▶ **Direction**: Set down the data below without change, skipping the pictures it holds.
┄┄┄┄┄┄┄┄┄┄┄┄┄┄┄┄┄┄┄┄
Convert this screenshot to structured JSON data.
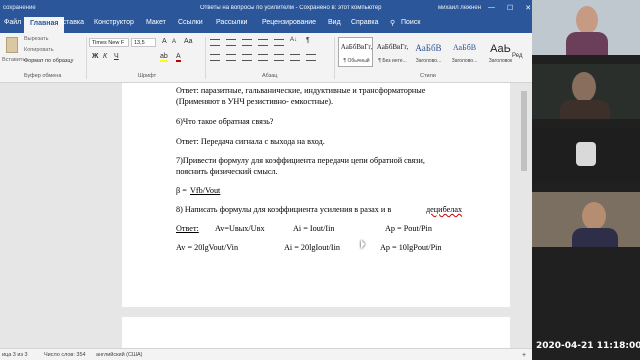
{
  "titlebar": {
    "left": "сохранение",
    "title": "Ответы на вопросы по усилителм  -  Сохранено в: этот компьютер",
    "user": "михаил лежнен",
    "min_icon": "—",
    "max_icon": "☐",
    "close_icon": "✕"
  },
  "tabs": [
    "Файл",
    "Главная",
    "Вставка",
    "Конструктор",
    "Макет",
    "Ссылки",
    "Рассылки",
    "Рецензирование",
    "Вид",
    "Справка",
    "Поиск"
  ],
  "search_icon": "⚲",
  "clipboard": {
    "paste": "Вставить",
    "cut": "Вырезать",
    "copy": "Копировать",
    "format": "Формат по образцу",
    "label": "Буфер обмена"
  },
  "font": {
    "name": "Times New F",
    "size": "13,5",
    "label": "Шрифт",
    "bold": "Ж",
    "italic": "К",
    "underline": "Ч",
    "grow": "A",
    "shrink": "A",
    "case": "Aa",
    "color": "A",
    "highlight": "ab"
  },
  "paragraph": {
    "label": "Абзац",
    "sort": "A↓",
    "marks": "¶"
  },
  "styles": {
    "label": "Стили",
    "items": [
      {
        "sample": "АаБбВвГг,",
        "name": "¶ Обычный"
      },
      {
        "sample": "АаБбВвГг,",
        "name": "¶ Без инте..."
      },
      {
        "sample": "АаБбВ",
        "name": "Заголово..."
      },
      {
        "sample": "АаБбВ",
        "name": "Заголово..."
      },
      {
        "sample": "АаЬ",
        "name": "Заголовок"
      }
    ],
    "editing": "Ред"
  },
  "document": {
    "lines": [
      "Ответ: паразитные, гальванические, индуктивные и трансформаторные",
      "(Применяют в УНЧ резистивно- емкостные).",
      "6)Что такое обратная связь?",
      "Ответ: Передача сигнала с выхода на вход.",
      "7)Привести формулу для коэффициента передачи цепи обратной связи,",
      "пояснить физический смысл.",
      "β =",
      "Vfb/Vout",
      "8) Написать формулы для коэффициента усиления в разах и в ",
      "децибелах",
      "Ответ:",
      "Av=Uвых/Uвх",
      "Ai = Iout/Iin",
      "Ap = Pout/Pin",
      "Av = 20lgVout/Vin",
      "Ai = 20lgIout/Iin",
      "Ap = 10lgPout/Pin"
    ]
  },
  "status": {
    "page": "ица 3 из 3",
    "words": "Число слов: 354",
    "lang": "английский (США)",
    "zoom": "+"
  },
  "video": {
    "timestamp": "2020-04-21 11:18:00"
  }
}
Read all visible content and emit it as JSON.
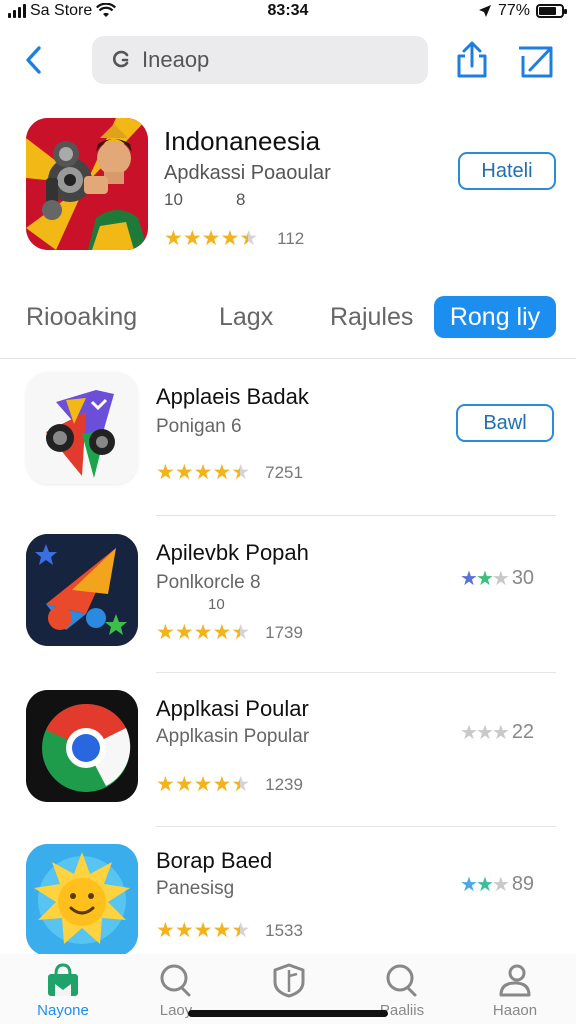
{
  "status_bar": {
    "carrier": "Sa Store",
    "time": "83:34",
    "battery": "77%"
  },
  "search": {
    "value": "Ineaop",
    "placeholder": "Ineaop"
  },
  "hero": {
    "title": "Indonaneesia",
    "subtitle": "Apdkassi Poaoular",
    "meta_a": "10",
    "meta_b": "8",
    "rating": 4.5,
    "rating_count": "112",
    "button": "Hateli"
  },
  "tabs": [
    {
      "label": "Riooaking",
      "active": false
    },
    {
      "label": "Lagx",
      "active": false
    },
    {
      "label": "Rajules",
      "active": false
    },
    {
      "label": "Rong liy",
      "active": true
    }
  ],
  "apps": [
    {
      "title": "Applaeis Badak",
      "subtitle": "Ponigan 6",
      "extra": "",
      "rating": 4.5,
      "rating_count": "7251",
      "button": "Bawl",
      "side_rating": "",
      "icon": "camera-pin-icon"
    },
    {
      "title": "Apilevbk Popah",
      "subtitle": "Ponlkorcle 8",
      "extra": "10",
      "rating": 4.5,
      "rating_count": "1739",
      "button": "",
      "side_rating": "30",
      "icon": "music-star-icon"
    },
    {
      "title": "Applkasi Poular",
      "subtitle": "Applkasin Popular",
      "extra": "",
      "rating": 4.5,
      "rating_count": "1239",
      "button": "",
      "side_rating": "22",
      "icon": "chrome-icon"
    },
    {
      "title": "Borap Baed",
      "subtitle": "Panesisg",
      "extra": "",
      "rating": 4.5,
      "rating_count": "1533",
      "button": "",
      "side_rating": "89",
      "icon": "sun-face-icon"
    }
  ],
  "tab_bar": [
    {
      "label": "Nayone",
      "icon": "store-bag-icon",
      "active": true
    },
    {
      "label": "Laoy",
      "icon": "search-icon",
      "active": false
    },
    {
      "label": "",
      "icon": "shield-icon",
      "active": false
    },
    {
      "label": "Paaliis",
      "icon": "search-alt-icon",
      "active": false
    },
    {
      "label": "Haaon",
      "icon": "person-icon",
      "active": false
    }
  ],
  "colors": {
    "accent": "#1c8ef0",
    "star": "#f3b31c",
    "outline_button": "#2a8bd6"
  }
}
┄┄┄┄┄┄┄┄┄┄┄┄┄┄┄┄┄┄┄┄
▶ **Correct response**:
Convert this screenshot to structured JSON data.
{
  "titlebar": {
    "left": "сохранение",
    "title": "Ответы на вопросы по усилителм  -  Сохранено в: этот компьютер",
    "user": "михаил лежнен",
    "min_icon": "—",
    "max_icon": "☐",
    "close_icon": "✕"
  },
  "tabs": [
    "Файл",
    "Главная",
    "Вставка",
    "Конструктор",
    "Макет",
    "Ссылки",
    "Рассылки",
    "Рецензирование",
    "Вид",
    "Справка",
    "Поиск"
  ],
  "search_icon": "⚲",
  "clipboard": {
    "paste": "Вставить",
    "cut": "Вырезать",
    "copy": "Копировать",
    "format": "Формат по образцу",
    "label": "Буфер обмена"
  },
  "font": {
    "name": "Times New F",
    "size": "13,5",
    "label": "Шрифт",
    "bold": "Ж",
    "italic": "К",
    "underline": "Ч",
    "grow": "A",
    "shrink": "A",
    "case": "Aa",
    "color": "A",
    "highlight": "ab"
  },
  "paragraph": {
    "label": "Абзац",
    "sort": "A↓",
    "marks": "¶"
  },
  "styles": {
    "label": "Стили",
    "items": [
      {
        "sample": "АаБбВвГг,",
        "name": "¶ Обычный"
      },
      {
        "sample": "АаБбВвГг,",
        "name": "¶ Без инте..."
      },
      {
        "sample": "АаБбВ",
        "name": "Заголово..."
      },
      {
        "sample": "АаБбВ",
        "name": "Заголово..."
      },
      {
        "sample": "АаЬ",
        "name": "Заголовок"
      }
    ],
    "editing": "Ред"
  },
  "document": {
    "lines": [
      "Ответ: паразитные, гальванические, индуктивные и трансформаторные",
      "(Применяют в УНЧ резистивно- емкостные).",
      "6)Что такое обратная связь?",
      "Ответ: Передача сигнала с выхода на вход.",
      "7)Привести формулу для коэффициента передачи цепи обратной связи,",
      "пояснить физический смысл.",
      "β =",
      "Vfb/Vout",
      "8) Написать формулы для коэффициента усиления в разах и в ",
      "децибелах",
      "Ответ:",
      "Av=Uвых/Uвх",
      "Ai = Iout/Iin",
      "Ap = Pout/Pin",
      "Av = 20lgVout/Vin",
      "Ai = 20lgIout/Iin",
      "Ap = 10lgPout/Pin"
    ]
  },
  "status": {
    "page": "ица 3 из 3",
    "words": "Число слов: 354",
    "lang": "английский (США)",
    "zoom": "+"
  },
  "video": {
    "timestamp": "2020-04-21 11:18:00"
  }
}
Read all visible content and emit it as JSON.
{
  "status_bar": {
    "carrier": "Sa Store",
    "time": "83:34",
    "battery": "77%"
  },
  "search": {
    "value": "Ineaop",
    "placeholder": "Ineaop"
  },
  "hero": {
    "title": "Indonaneesia",
    "subtitle": "Apdkassi Poaoular",
    "meta_a": "10",
    "meta_b": "8",
    "rating": 4.5,
    "rating_count": "112",
    "button": "Hateli"
  },
  "tabs": [
    {
      "label": "Riooaking",
      "active": false
    },
    {
      "label": "Lagx",
      "active": false
    },
    {
      "label": "Rajules",
      "active": false
    },
    {
      "label": "Rong liy",
      "active": true
    }
  ],
  "apps": [
    {
      "title": "Applaeis Badak",
      "subtitle": "Ponigan 6",
      "extra": "",
      "rating": 4.5,
      "rating_count": "7251",
      "button": "Bawl",
      "side_rating": "",
      "icon": "camera-pin-icon"
    },
    {
      "title": "Apilevbk Popah",
      "subtitle": "Ponlkorcle 8",
      "extra": "10",
      "rating": 4.5,
      "rating_count": "1739",
      "button": "",
      "side_rating": "30",
      "icon": "music-star-icon"
    },
    {
      "title": "Applkasi Poular",
      "subtitle": "Applkasin Popular",
      "extra": "",
      "rating": 4.5,
      "rating_count": "1239",
      "button": "",
      "side_rating": "22",
      "icon": "chrome-icon"
    },
    {
      "title": "Borap Baed",
      "subtitle": "Panesisg",
      "extra": "",
      "rating": 4.5,
      "rating_count": "1533",
      "button": "",
      "side_rating": "89",
      "icon": "sun-face-icon"
    }
  ],
  "tab_bar": [
    {
      "label": "Nayone",
      "icon": "store-bag-icon",
      "active": true
    },
    {
      "label": "Laoy",
      "icon": "search-icon",
      "active": false
    },
    {
      "label": "",
      "icon": "shield-icon",
      "active": false
    },
    {
      "label": "Paaliis",
      "icon": "search-alt-icon",
      "active": false
    },
    {
      "label": "Haaon",
      "icon": "person-icon",
      "active": false
    }
  ],
  "colors": {
    "accent": "#1c8ef0",
    "star": "#f3b31c",
    "outline_button": "#2a8bd6"
  }
}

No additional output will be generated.